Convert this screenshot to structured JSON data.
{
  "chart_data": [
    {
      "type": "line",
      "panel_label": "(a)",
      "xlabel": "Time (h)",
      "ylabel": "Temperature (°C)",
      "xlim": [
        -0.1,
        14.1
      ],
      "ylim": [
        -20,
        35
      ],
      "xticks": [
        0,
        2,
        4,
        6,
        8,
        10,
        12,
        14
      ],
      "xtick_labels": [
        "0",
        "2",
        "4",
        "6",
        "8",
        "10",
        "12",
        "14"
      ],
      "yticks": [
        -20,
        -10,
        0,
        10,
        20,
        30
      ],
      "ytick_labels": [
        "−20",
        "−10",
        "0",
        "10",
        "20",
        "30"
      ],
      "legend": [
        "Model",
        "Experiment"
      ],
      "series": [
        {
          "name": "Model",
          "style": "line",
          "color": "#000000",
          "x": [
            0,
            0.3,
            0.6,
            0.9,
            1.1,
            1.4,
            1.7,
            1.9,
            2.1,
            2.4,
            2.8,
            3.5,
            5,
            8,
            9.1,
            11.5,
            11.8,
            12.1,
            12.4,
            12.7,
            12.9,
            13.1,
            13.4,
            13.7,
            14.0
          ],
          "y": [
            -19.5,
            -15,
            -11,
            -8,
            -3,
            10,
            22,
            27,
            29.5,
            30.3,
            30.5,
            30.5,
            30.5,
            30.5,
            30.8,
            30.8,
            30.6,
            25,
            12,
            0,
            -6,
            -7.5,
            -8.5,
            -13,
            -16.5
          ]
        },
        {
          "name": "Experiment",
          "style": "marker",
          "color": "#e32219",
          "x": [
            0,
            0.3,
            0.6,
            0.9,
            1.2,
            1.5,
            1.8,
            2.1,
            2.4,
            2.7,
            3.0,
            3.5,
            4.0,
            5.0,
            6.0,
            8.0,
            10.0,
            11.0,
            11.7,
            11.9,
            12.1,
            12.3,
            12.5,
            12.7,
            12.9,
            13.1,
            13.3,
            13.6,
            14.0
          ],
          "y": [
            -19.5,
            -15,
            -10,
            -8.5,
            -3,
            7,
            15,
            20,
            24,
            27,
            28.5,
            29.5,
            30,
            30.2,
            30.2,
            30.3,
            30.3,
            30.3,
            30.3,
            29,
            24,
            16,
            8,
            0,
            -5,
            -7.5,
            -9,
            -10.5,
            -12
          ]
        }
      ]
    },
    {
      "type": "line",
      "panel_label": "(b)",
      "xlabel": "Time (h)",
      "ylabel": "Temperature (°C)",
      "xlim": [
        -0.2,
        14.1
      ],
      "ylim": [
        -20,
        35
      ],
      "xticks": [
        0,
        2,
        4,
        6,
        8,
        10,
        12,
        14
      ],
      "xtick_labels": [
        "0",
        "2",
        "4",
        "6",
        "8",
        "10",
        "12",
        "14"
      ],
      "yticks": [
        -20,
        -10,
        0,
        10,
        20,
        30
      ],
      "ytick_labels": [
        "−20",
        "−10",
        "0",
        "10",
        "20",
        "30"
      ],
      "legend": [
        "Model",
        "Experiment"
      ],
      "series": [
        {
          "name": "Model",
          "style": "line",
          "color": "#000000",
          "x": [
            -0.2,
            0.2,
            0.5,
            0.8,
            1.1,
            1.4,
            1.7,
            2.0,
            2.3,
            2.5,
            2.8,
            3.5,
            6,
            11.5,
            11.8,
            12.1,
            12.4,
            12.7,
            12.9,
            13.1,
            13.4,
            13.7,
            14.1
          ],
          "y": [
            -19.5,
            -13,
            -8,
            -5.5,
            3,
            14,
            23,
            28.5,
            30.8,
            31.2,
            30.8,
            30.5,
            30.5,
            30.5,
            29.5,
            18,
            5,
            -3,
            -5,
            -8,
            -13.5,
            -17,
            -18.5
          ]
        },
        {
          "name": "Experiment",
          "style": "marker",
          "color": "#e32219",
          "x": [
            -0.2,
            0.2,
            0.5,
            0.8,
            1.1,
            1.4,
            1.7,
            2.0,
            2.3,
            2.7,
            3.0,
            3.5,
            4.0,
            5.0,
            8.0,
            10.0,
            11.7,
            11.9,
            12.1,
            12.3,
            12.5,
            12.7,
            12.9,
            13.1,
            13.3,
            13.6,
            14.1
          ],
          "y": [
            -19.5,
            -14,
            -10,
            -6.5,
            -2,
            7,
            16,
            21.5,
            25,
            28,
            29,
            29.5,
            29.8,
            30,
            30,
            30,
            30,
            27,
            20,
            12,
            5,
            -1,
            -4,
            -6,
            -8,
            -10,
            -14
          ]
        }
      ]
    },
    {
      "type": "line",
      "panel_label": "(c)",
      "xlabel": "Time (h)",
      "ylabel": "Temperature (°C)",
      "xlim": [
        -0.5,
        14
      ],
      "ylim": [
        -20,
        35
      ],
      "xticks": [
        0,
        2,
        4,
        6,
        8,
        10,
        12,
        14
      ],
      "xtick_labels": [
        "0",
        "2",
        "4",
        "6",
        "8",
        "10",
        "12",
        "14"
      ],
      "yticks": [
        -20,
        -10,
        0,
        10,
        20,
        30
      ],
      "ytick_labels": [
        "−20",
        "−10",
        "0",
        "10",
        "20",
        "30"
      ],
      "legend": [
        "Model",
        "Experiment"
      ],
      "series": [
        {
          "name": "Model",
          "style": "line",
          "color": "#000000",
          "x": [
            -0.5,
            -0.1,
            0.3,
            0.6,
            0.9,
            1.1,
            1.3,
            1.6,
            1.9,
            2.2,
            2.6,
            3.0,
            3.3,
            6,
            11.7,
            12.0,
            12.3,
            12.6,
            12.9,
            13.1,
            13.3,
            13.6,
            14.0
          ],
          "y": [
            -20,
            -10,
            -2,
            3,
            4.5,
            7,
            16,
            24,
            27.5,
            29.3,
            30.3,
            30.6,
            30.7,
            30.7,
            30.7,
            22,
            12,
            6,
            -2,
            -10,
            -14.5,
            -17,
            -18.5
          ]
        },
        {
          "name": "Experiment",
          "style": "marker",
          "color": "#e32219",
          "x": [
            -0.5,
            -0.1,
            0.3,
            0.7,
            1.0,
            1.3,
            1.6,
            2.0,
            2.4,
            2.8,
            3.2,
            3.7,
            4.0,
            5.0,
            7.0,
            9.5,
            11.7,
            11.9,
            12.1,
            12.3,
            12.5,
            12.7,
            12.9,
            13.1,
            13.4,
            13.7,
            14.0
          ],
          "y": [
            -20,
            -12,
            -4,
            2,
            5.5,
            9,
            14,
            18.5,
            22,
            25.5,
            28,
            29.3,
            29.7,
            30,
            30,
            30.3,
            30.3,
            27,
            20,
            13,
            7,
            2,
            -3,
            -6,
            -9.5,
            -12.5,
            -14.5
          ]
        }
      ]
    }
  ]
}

--------------------------------------------------

Copy out the whole listing exactly.

▸ **EXERCISE RESPONSE**
Convert this screenshot to structured JSON data.
{
  "chart_data": [
    {
      "type": "line",
      "panel_label": "(a)",
      "xlabel": "Time (h)",
      "ylabel": "Temperature (°C)",
      "xlim": [
        -0.1,
        14.1
      ],
      "ylim": [
        -20,
        35
      ],
      "xticks": [
        0,
        2,
        4,
        6,
        8,
        10,
        12,
        14
      ],
      "xtick_labels": [
        "0",
        "2",
        "4",
        "6",
        "8",
        "10",
        "12",
        "14"
      ],
      "yticks": [
        -20,
        -10,
        0,
        10,
        20,
        30
      ],
      "ytick_labels": [
        "−20",
        "−10",
        "0",
        "10",
        "20",
        "30"
      ],
      "legend": [
        "Model",
        "Experiment"
      ],
      "series": [
        {
          "name": "Model",
          "style": "line",
          "color": "#000000",
          "x": [
            0,
            0.3,
            0.6,
            0.9,
            1.1,
            1.4,
            1.7,
            1.9,
            2.1,
            2.4,
            2.8,
            3.5,
            5,
            8,
            9.1,
            11.5,
            11.8,
            12.1,
            12.4,
            12.7,
            12.9,
            13.1,
            13.4,
            13.7,
            14.0
          ],
          "y": [
            -19.5,
            -15,
            -11,
            -8,
            -3,
            10,
            22,
            27,
            29.5,
            30.3,
            30.5,
            30.5,
            30.5,
            30.5,
            30.8,
            30.8,
            30.6,
            25,
            12,
            0,
            -6,
            -7.5,
            -8.5,
            -13,
            -16.5
          ]
        },
        {
          "name": "Experiment",
          "style": "marker",
          "color": "#e32219",
          "x": [
            0,
            0.3,
            0.6,
            0.9,
            1.2,
            1.5,
            1.8,
            2.1,
            2.4,
            2.7,
            3.0,
            3.5,
            4.0,
            5.0,
            6.0,
            8.0,
            10.0,
            11.0,
            11.7,
            11.9,
            12.1,
            12.3,
            12.5,
            12.7,
            12.9,
            13.1,
            13.3,
            13.6,
            14.0
          ],
          "y": [
            -19.5,
            -15,
            -10,
            -8.5,
            -3,
            7,
            15,
            20,
            24,
            27,
            28.5,
            29.5,
            30,
            30.2,
            30.2,
            30.3,
            30.3,
            30.3,
            30.3,
            29,
            24,
            16,
            8,
            0,
            -5,
            -7.5,
            -9,
            -10.5,
            -12
          ]
        }
      ]
    },
    {
      "type": "line",
      "panel_label": "(b)",
      "xlabel": "Time (h)",
      "ylabel": "Temperature (°C)",
      "xlim": [
        -0.2,
        14.1
      ],
      "ylim": [
        -20,
        35
      ],
      "xticks": [
        0,
        2,
        4,
        6,
        8,
        10,
        12,
        14
      ],
      "xtick_labels": [
        "0",
        "2",
        "4",
        "6",
        "8",
        "10",
        "12",
        "14"
      ],
      "yticks": [
        -20,
        -10,
        0,
        10,
        20,
        30
      ],
      "ytick_labels": [
        "−20",
        "−10",
        "0",
        "10",
        "20",
        "30"
      ],
      "legend": [
        "Model",
        "Experiment"
      ],
      "series": [
        {
          "name": "Model",
          "style": "line",
          "color": "#000000",
          "x": [
            -0.2,
            0.2,
            0.5,
            0.8,
            1.1,
            1.4,
            1.7,
            2.0,
            2.3,
            2.5,
            2.8,
            3.5,
            6,
            11.5,
            11.8,
            12.1,
            12.4,
            12.7,
            12.9,
            13.1,
            13.4,
            13.7,
            14.1
          ],
          "y": [
            -19.5,
            -13,
            -8,
            -5.5,
            3,
            14,
            23,
            28.5,
            30.8,
            31.2,
            30.8,
            30.5,
            30.5,
            30.5,
            29.5,
            18,
            5,
            -3,
            -5,
            -8,
            -13.5,
            -17,
            -18.5
          ]
        },
        {
          "name": "Experiment",
          "style": "marker",
          "color": "#e32219",
          "x": [
            -0.2,
            0.2,
            0.5,
            0.8,
            1.1,
            1.4,
            1.7,
            2.0,
            2.3,
            2.7,
            3.0,
            3.5,
            4.0,
            5.0,
            8.0,
            10.0,
            11.7,
            11.9,
            12.1,
            12.3,
            12.5,
            12.7,
            12.9,
            13.1,
            13.3,
            13.6,
            14.1
          ],
          "y": [
            -19.5,
            -14,
            -10,
            -6.5,
            -2,
            7,
            16,
            21.5,
            25,
            28,
            29,
            29.5,
            29.8,
            30,
            30,
            30,
            30,
            27,
            20,
            12,
            5,
            -1,
            -4,
            -6,
            -8,
            -10,
            -14
          ]
        }
      ]
    },
    {
      "type": "line",
      "panel_label": "(c)",
      "xlabel": "Time (h)",
      "ylabel": "Temperature (°C)",
      "xlim": [
        -0.5,
        14
      ],
      "ylim": [
        -20,
        35
      ],
      "xticks": [
        0,
        2,
        4,
        6,
        8,
        10,
        12,
        14
      ],
      "xtick_labels": [
        "0",
        "2",
        "4",
        "6",
        "8",
        "10",
        "12",
        "14"
      ],
      "yticks": [
        -20,
        -10,
        0,
        10,
        20,
        30
      ],
      "ytick_labels": [
        "−20",
        "−10",
        "0",
        "10",
        "20",
        "30"
      ],
      "legend": [
        "Model",
        "Experiment"
      ],
      "series": [
        {
          "name": "Model",
          "style": "line",
          "color": "#000000",
          "x": [
            -0.5,
            -0.1,
            0.3,
            0.6,
            0.9,
            1.1,
            1.3,
            1.6,
            1.9,
            2.2,
            2.6,
            3.0,
            3.3,
            6,
            11.7,
            12.0,
            12.3,
            12.6,
            12.9,
            13.1,
            13.3,
            13.6,
            14.0
          ],
          "y": [
            -20,
            -10,
            -2,
            3,
            4.5,
            7,
            16,
            24,
            27.5,
            29.3,
            30.3,
            30.6,
            30.7,
            30.7,
            30.7,
            22,
            12,
            6,
            -2,
            -10,
            -14.5,
            -17,
            -18.5
          ]
        },
        {
          "name": "Experiment",
          "style": "marker",
          "color": "#e32219",
          "x": [
            -0.5,
            -0.1,
            0.3,
            0.7,
            1.0,
            1.3,
            1.6,
            2.0,
            2.4,
            2.8,
            3.2,
            3.7,
            4.0,
            5.0,
            7.0,
            9.5,
            11.7,
            11.9,
            12.1,
            12.3,
            12.5,
            12.7,
            12.9,
            13.1,
            13.4,
            13.7,
            14.0
          ],
          "y": [
            -20,
            -12,
            -4,
            2,
            5.5,
            9,
            14,
            18.5,
            22,
            25.5,
            28,
            29.3,
            29.7,
            30,
            30,
            30.3,
            30.3,
            27,
            20,
            13,
            7,
            2,
            -3,
            -6,
            -9.5,
            -12.5,
            -14.5
          ]
        }
      ]
    }
  ]
}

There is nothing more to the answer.